■ Task to complete
Search the listing for "text" and copy every line where it appears.

■ Provided material
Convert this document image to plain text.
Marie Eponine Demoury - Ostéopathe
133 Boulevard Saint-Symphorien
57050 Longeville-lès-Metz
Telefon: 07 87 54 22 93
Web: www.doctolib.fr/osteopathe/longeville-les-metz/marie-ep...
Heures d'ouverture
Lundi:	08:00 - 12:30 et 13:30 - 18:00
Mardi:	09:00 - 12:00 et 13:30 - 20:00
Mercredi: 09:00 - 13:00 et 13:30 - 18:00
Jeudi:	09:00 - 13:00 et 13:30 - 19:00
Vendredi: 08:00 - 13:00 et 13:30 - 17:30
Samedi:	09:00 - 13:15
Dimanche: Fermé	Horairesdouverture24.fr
==
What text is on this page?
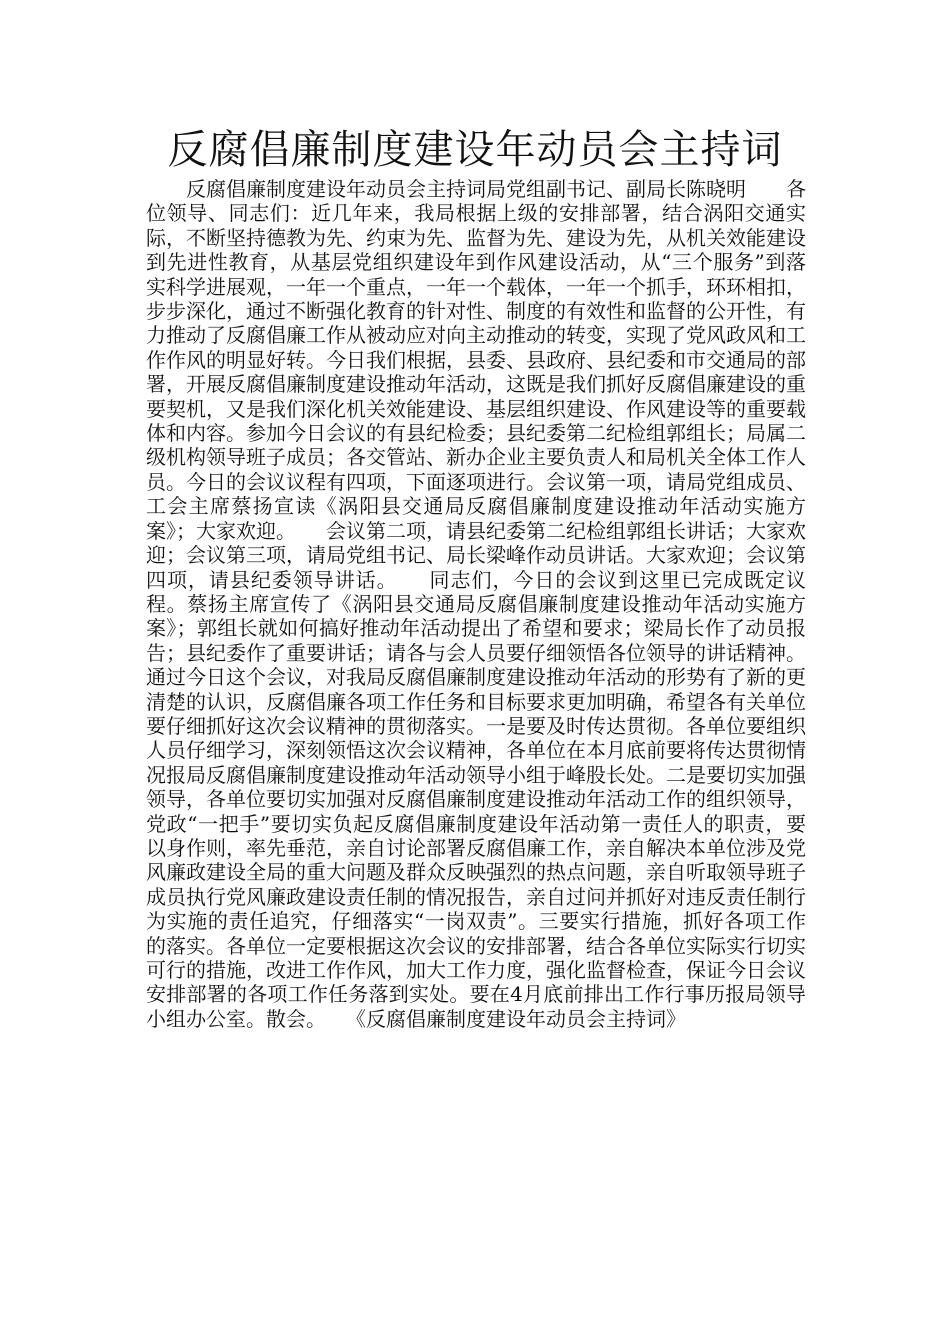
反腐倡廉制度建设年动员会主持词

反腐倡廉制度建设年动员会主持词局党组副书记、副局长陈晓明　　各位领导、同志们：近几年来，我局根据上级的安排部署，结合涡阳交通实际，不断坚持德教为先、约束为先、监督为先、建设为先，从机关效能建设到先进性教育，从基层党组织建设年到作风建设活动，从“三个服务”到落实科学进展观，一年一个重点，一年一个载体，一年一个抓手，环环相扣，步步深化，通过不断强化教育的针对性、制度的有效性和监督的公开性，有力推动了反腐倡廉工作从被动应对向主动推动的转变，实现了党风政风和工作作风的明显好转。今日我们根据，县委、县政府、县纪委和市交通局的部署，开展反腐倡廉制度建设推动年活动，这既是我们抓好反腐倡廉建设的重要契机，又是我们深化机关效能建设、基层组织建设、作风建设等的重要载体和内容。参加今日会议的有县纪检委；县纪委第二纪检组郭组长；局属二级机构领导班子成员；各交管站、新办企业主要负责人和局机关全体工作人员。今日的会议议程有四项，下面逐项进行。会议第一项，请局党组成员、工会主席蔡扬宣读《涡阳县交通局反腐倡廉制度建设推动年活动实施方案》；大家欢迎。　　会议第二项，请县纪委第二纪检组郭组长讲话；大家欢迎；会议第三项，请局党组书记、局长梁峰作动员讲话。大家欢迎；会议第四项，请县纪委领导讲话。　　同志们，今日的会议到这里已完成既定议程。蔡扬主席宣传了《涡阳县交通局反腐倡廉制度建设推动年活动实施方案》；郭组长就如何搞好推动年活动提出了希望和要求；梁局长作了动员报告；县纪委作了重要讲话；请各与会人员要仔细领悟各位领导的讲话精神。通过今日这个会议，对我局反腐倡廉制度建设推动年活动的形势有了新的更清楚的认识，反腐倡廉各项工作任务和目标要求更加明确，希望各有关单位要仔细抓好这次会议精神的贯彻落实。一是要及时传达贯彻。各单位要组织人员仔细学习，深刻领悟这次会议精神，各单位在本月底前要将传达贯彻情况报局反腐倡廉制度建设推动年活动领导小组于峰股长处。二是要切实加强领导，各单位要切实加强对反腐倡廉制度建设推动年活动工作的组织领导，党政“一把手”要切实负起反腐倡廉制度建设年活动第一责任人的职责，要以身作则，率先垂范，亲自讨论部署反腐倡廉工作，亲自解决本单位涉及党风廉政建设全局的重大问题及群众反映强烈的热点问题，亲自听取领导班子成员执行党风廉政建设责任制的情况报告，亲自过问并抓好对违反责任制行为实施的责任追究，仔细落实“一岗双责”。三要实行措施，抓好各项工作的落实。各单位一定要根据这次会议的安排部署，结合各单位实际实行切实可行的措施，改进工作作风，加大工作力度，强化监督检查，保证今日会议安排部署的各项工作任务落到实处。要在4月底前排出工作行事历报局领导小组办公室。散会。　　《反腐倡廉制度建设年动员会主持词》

■ Task output
Convert this document image to plain text.
What text is on this page?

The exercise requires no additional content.